- [Working data]
====================
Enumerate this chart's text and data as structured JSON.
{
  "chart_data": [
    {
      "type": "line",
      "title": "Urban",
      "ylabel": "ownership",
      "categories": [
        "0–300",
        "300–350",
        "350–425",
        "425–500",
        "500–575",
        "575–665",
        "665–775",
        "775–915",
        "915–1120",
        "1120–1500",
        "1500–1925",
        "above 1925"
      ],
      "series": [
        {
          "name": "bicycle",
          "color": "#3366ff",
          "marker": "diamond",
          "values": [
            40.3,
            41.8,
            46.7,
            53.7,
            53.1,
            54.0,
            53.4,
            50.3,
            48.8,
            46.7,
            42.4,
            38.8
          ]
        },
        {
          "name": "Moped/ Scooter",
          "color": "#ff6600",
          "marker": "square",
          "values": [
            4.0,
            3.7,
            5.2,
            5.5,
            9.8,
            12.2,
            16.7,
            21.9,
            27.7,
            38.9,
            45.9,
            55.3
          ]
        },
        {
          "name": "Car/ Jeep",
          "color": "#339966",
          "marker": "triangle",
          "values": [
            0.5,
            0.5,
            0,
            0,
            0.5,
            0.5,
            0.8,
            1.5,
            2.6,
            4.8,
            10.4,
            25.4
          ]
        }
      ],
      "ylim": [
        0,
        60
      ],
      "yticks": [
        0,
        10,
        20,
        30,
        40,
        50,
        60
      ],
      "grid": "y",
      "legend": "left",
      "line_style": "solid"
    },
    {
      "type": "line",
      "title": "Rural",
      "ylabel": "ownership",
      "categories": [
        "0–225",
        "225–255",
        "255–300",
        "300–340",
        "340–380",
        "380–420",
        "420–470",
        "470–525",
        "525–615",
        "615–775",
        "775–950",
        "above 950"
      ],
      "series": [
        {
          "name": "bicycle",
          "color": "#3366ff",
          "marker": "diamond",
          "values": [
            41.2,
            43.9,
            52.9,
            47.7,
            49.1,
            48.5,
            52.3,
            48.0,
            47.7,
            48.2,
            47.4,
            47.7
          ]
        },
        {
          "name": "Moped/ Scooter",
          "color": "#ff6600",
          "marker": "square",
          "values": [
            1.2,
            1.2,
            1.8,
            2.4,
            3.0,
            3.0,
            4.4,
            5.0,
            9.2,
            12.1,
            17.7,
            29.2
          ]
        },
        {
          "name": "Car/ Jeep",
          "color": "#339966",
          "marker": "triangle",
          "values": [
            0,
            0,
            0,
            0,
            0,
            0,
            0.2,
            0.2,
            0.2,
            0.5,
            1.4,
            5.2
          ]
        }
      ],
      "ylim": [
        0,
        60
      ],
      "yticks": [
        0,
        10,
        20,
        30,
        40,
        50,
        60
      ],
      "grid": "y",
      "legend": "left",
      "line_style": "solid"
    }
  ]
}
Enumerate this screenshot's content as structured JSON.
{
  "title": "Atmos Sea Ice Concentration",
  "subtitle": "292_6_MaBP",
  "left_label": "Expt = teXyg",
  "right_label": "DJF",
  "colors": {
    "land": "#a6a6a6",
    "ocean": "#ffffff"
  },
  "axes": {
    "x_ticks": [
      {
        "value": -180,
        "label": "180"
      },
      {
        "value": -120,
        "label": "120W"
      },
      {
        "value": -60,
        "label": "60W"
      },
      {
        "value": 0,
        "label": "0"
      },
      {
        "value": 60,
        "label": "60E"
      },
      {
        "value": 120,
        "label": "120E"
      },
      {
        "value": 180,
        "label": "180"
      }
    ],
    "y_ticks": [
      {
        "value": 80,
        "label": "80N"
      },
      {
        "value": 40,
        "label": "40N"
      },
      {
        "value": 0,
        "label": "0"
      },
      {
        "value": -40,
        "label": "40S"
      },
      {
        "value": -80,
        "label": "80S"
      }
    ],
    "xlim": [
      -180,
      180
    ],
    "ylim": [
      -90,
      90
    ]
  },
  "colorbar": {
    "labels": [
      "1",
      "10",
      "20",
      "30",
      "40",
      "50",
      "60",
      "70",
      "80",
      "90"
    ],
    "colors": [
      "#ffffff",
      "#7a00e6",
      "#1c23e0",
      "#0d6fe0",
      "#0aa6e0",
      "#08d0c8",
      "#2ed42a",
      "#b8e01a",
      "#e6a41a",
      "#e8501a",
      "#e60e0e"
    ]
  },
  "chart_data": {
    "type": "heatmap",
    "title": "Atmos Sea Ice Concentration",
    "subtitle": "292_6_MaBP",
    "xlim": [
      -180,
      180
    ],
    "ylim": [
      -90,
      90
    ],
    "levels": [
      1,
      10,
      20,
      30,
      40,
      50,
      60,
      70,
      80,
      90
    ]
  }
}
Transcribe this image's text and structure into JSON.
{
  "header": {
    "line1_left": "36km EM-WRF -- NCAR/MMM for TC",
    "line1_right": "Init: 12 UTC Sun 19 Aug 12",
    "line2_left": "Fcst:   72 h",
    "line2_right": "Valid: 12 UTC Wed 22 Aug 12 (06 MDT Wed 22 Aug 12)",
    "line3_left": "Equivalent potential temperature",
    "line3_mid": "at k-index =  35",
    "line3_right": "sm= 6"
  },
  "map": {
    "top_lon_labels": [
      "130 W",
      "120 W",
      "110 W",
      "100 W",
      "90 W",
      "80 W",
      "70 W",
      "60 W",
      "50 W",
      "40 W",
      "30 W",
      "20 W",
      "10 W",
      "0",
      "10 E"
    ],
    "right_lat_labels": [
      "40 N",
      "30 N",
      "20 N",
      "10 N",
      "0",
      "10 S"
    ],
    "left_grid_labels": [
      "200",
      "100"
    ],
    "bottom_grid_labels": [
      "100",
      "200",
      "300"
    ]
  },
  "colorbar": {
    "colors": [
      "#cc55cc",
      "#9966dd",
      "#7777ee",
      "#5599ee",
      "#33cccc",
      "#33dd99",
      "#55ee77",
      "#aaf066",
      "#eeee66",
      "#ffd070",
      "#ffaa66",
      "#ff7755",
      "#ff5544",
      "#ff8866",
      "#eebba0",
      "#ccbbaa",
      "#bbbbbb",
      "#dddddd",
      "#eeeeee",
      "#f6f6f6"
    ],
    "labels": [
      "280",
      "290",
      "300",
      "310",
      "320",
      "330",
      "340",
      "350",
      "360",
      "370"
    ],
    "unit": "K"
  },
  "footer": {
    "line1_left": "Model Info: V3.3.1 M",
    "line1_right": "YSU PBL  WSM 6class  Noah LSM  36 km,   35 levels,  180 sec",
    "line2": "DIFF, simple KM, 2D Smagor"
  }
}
====================
- [Required task] Find how many lines in the material hold the word "Concentration" and state that number alone.

- [Exercise solution] 2